>>>
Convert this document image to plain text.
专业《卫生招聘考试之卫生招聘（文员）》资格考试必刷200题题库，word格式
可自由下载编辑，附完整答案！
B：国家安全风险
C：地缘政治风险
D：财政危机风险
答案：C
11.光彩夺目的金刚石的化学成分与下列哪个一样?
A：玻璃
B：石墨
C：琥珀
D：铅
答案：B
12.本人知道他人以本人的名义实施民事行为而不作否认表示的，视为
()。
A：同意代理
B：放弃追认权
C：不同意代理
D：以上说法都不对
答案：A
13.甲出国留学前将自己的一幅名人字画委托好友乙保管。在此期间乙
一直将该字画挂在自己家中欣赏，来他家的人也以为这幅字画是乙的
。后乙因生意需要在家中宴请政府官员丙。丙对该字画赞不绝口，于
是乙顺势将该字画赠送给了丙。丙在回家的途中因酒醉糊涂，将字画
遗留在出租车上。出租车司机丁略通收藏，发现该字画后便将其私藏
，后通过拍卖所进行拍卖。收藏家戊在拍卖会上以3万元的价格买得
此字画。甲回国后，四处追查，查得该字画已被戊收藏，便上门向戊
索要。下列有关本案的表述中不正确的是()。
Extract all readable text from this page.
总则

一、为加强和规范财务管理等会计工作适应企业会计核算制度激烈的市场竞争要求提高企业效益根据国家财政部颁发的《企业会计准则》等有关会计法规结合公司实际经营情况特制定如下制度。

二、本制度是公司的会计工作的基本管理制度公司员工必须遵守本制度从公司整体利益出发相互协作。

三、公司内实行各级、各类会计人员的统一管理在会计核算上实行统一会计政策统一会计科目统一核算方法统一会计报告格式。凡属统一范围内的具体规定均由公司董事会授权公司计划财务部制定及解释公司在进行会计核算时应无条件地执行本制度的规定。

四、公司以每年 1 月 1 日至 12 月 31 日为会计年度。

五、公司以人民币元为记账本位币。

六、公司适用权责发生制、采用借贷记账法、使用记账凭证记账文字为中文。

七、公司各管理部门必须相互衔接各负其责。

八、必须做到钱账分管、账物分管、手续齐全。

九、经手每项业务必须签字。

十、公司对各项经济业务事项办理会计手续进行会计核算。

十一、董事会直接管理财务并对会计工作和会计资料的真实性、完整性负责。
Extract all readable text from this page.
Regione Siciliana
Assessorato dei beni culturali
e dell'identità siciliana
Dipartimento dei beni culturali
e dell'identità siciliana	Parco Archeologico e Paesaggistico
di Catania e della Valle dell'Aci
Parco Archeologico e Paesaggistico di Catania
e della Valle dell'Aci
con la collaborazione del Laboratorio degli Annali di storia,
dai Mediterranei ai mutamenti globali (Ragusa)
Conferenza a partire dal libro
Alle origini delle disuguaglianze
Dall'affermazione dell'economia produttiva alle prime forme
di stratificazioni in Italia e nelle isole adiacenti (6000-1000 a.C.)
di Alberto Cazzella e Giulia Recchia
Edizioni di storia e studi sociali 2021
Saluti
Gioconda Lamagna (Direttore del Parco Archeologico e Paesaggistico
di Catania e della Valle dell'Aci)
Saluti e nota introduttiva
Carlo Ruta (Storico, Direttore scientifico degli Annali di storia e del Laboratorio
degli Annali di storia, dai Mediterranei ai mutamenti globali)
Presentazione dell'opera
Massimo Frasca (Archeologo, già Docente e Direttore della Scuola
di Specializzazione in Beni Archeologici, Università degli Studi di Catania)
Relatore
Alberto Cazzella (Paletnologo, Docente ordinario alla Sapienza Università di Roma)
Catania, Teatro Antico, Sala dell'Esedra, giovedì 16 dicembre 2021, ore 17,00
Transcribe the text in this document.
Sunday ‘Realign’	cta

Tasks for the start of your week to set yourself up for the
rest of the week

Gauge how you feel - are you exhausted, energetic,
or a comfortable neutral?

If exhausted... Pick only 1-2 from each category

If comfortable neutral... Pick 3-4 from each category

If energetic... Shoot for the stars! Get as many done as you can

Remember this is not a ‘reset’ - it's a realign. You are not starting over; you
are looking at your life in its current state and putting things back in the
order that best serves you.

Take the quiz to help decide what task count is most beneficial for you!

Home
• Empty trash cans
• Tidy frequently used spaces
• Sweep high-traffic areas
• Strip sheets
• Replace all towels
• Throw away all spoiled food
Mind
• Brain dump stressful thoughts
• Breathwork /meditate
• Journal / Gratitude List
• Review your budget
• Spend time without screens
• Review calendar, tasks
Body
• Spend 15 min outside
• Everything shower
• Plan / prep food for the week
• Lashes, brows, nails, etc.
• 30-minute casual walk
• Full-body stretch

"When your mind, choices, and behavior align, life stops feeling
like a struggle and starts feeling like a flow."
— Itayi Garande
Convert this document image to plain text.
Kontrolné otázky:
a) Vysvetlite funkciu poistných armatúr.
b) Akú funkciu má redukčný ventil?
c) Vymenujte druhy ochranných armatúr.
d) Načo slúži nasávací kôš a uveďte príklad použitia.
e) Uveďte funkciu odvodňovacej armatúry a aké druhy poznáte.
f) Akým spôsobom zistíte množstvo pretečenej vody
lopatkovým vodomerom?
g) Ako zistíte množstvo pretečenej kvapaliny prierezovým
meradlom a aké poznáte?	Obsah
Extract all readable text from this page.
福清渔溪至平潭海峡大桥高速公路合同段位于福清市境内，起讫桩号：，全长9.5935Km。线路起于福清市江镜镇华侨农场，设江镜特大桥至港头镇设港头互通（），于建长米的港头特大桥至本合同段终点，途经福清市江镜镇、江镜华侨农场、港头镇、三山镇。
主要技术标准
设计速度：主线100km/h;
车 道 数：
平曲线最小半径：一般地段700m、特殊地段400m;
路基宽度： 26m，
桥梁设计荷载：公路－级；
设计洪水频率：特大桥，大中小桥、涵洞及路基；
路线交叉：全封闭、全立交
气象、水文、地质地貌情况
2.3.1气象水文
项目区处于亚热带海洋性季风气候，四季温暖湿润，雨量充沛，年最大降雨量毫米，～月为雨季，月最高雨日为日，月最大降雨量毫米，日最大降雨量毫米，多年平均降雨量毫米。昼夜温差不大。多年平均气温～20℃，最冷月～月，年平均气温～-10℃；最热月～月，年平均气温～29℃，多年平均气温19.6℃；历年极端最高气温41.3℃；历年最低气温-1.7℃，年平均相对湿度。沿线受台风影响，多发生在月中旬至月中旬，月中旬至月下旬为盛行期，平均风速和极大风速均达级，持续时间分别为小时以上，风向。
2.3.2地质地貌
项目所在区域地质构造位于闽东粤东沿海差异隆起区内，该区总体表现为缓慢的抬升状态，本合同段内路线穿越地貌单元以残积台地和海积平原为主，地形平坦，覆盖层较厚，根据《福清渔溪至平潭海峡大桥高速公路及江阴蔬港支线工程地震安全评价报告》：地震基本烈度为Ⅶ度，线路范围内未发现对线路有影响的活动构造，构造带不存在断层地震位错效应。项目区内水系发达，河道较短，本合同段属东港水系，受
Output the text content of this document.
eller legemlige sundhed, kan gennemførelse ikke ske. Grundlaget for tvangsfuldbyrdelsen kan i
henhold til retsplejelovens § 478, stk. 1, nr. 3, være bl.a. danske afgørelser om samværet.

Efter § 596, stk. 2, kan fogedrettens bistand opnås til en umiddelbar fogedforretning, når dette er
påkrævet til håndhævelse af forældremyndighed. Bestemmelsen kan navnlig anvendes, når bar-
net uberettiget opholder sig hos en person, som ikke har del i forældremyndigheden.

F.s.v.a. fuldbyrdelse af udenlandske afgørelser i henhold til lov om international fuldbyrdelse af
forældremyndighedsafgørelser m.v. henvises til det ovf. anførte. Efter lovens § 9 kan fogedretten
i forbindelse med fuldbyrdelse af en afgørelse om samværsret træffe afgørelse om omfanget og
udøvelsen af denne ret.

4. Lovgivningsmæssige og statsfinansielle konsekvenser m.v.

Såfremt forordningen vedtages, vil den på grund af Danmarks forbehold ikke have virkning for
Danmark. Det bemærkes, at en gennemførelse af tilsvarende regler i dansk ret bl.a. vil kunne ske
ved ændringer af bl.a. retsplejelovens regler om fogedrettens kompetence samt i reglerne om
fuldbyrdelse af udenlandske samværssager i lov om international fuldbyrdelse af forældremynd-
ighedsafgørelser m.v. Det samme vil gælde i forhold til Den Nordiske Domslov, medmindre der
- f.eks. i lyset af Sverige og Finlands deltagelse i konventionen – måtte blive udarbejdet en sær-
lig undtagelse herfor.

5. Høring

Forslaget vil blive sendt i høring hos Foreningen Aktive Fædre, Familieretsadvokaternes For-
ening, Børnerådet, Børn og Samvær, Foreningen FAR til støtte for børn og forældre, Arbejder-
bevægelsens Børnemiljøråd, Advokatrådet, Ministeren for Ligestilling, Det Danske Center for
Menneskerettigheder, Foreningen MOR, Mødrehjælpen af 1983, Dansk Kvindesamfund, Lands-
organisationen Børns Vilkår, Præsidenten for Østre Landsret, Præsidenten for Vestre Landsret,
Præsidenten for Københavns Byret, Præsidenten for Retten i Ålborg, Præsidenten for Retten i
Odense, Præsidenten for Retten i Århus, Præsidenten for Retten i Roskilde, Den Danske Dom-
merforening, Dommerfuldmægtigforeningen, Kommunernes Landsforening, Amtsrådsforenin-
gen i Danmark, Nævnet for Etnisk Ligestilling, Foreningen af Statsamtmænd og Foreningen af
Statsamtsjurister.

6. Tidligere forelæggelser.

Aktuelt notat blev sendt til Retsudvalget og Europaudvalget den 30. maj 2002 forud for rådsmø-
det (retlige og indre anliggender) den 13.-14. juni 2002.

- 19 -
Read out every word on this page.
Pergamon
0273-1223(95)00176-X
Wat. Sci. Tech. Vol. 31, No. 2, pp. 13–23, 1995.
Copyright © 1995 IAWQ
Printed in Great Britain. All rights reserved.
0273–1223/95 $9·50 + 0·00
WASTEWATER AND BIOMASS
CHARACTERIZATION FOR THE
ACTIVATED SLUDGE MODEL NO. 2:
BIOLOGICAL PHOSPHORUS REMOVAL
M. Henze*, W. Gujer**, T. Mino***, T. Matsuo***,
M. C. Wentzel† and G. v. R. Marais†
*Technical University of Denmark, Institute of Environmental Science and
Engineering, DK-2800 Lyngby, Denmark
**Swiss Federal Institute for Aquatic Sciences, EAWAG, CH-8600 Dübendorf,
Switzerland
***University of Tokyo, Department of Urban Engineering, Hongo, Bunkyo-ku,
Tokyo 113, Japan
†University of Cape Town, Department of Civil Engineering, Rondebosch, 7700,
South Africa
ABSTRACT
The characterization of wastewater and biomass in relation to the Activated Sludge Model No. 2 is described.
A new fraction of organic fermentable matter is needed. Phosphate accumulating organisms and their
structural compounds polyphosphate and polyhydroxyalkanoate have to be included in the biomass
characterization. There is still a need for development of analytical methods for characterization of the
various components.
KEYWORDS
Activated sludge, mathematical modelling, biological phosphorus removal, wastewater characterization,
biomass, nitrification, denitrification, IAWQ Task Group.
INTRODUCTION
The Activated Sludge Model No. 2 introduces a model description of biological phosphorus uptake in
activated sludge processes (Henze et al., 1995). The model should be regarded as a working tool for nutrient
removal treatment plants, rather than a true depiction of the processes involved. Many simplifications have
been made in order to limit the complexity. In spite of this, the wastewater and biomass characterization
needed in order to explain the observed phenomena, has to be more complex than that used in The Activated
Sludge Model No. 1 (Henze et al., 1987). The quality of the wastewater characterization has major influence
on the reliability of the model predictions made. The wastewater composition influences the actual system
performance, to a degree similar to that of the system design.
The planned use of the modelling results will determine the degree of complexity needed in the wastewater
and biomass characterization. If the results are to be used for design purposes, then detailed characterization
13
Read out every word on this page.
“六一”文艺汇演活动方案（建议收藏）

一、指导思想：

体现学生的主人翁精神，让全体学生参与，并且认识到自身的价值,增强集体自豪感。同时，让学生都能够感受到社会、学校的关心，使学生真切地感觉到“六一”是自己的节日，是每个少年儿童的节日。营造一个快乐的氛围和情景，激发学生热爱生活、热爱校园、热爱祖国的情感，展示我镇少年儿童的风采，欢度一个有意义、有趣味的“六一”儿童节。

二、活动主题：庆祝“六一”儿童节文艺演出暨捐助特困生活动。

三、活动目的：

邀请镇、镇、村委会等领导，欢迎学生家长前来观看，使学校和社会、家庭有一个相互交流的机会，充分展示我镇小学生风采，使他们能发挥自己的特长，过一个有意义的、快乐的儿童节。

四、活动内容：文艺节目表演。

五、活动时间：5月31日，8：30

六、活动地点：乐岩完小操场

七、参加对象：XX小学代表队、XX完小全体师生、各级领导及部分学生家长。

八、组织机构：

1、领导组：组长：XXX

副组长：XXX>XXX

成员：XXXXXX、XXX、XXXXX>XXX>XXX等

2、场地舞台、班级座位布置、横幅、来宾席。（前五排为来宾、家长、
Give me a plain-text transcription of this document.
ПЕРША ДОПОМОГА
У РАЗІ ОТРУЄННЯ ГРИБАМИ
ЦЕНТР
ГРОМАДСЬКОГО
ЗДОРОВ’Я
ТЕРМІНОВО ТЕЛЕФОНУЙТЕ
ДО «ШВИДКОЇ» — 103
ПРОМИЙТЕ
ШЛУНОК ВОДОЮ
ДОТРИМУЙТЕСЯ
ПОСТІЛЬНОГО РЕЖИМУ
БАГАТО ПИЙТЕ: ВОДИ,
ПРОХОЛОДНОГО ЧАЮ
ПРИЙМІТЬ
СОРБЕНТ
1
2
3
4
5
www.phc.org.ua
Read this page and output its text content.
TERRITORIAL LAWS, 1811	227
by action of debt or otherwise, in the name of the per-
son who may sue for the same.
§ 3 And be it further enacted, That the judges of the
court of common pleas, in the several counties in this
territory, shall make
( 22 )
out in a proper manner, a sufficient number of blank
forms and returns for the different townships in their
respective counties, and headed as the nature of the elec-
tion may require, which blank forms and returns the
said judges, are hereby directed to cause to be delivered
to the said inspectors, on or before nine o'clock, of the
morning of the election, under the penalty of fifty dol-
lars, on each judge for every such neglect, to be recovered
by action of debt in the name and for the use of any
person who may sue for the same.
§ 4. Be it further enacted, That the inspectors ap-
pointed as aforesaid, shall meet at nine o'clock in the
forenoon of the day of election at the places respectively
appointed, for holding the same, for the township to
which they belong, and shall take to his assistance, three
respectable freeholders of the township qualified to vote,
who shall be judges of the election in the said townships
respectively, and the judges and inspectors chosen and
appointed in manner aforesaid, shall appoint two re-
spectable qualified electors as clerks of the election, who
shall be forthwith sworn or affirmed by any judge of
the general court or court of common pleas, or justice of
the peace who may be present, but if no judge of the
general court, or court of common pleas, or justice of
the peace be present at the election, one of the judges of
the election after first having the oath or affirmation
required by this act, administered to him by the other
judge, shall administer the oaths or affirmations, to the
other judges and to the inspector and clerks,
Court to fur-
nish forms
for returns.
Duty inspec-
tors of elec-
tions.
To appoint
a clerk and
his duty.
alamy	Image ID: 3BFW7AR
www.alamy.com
<<<
- Request: Go through the preceding material and copy each line that has the word "degli".

- Task answer:
con la collaborazione del Laboratorio degli Annali di storia,
Carlo Ruta (Storico, Direttore scientifico degli Annali di storia e del Laboratorio
degli Annali di storia, dai Mediterranei ai mutamenti globali)
di Specializzazione in Beni Archeologici, Università degli Studi di Catania)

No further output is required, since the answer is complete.